TASK DESCRIPTION: Within the records that follow, find every line containing the string "para". Copy those lines.

INPUT RECORDS:
=====
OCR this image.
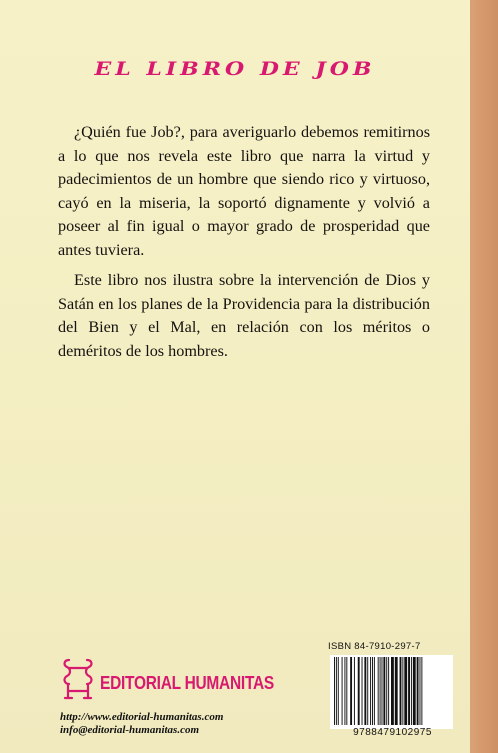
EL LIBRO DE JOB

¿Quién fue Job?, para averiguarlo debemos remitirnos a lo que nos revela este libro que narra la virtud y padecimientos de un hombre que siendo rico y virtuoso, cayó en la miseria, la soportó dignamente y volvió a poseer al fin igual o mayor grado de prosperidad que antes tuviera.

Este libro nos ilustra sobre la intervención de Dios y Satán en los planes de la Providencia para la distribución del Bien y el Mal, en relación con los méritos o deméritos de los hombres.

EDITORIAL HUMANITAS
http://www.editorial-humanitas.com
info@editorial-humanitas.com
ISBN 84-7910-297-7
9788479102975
=====
TASK ANSWER:
¿Quién fue Job?, para averiguarlo debemos remitirnos a lo que nos revela este libro que narra la virtud y padecimientos de un hombre que siendo rico y virtuoso, cayó en la miseria, la soportó dignamente y volvió a poseer al fin igual o mayor grado de prosperidad que antes tuviera.
Este libro nos ilustra sobre la intervención de Dios y Satán en los planes de la Providencia para la distribución del Bien y el Mal, en relación con los méritos o deméritos de los hombres.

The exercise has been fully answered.